• [Short exercise]
Scan the data for "Sanktuarium" and copy the lines it appears in.

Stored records
◇ ◇ ◇ ◇ ◇ ◇ ◇

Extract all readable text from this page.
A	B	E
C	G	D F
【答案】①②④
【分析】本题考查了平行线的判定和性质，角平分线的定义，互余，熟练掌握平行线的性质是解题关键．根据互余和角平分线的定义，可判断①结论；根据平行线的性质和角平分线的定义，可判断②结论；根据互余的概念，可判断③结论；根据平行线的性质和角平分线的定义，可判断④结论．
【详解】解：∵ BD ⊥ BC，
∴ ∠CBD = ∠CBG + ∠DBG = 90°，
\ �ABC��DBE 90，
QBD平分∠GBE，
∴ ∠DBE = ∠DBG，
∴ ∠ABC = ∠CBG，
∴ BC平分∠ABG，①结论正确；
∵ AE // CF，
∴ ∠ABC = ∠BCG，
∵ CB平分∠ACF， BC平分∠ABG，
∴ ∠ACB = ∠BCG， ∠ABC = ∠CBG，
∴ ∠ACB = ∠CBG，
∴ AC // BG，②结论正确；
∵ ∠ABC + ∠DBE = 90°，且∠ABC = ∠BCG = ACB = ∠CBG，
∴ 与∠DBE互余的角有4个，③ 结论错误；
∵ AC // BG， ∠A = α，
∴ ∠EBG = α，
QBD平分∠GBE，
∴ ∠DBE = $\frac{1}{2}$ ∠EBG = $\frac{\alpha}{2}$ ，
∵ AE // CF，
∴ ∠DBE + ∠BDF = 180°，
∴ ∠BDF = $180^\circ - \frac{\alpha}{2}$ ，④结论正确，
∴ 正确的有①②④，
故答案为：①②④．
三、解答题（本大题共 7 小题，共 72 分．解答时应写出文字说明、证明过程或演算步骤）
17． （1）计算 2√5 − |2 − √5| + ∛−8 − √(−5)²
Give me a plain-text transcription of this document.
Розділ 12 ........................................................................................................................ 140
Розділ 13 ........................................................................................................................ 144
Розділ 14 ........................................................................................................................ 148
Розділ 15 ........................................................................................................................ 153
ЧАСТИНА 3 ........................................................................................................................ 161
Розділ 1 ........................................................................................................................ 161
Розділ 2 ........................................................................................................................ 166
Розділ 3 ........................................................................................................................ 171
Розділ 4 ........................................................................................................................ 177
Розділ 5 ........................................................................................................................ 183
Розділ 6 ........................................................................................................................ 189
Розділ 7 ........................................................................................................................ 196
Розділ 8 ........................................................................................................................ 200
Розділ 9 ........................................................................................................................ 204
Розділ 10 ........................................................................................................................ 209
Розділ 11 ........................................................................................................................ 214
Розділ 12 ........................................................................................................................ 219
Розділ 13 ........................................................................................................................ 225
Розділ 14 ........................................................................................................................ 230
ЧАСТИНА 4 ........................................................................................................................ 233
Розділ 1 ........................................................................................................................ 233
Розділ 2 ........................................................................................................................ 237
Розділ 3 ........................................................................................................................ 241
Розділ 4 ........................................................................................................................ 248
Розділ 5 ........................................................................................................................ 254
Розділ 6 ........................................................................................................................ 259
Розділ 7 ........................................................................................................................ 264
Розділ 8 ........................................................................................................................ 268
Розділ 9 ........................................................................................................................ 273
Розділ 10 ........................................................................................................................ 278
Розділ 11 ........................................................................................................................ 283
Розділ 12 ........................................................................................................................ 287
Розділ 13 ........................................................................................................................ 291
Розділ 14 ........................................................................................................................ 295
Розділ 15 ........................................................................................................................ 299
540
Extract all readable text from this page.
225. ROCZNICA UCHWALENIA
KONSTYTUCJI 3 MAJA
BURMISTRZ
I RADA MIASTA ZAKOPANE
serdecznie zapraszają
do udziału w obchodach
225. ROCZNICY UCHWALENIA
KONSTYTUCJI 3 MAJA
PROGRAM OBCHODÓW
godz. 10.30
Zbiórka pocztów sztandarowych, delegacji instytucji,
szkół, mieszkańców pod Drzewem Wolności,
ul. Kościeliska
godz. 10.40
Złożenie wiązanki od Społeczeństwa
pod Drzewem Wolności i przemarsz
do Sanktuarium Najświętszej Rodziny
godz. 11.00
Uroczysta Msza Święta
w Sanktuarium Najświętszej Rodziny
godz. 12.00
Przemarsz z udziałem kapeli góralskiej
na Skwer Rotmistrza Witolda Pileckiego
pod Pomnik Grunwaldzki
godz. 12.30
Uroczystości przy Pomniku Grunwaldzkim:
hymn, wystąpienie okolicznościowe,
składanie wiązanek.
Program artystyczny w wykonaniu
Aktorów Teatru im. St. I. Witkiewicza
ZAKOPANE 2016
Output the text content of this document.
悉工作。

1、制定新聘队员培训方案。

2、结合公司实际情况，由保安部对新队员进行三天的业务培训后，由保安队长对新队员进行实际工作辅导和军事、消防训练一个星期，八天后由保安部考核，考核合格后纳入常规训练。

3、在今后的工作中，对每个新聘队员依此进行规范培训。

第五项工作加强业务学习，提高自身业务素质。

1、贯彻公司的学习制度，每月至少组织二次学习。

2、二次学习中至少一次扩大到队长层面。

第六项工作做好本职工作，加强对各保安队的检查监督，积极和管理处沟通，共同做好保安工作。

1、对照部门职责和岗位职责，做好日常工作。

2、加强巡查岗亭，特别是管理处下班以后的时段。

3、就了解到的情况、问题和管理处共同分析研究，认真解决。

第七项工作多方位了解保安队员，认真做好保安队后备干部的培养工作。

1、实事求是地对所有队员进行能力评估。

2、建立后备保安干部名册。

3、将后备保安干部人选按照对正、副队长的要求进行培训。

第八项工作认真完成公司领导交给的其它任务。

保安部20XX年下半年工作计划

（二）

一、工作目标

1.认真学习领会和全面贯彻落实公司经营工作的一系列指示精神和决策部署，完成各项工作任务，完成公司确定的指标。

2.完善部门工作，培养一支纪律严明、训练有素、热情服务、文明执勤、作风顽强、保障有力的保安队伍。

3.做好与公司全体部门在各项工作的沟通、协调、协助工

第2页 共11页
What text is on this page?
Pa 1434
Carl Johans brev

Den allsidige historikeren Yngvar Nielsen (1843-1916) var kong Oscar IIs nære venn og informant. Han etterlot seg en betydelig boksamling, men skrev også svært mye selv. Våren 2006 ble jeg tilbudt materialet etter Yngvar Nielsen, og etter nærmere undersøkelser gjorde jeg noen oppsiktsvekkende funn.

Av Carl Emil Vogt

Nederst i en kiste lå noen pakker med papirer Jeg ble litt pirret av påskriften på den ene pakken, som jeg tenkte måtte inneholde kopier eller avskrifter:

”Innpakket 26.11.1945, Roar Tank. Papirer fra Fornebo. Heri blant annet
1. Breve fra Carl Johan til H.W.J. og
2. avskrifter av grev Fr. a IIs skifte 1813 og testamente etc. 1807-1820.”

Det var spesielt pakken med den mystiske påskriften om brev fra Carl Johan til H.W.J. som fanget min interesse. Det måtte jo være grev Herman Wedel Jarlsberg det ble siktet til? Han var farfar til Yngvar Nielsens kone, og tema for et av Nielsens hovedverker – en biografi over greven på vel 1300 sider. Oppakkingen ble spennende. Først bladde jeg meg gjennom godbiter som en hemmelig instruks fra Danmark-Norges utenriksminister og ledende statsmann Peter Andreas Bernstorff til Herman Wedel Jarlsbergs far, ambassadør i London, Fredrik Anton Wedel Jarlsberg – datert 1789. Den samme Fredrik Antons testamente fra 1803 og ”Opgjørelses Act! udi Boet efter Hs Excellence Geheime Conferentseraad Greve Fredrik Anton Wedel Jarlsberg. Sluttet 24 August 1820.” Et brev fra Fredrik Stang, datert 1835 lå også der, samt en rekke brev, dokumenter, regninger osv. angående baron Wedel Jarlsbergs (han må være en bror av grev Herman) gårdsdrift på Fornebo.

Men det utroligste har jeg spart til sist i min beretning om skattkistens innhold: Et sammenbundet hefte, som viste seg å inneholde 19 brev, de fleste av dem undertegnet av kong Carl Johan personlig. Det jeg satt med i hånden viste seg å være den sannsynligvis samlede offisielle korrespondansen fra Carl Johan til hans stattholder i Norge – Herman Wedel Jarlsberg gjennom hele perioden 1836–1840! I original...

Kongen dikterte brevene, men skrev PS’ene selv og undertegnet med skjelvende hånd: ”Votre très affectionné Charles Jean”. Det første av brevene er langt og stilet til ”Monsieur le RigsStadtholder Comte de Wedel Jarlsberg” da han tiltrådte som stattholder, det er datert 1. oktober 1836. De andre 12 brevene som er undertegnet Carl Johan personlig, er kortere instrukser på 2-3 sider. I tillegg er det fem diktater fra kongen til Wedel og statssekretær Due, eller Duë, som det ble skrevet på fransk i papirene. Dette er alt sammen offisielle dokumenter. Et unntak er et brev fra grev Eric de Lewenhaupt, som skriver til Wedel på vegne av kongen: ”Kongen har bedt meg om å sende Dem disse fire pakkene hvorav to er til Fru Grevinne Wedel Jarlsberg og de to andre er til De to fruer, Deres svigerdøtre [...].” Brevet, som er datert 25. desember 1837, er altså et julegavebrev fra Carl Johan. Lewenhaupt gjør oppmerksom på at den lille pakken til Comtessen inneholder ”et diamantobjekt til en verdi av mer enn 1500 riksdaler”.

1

◇ ◇ ◇ ◇ ◇ ◇ ◇

• [Written reply]
do Sanktuarium Najświętszej Rodziny
w Sanktuarium Najświętszej Rodziny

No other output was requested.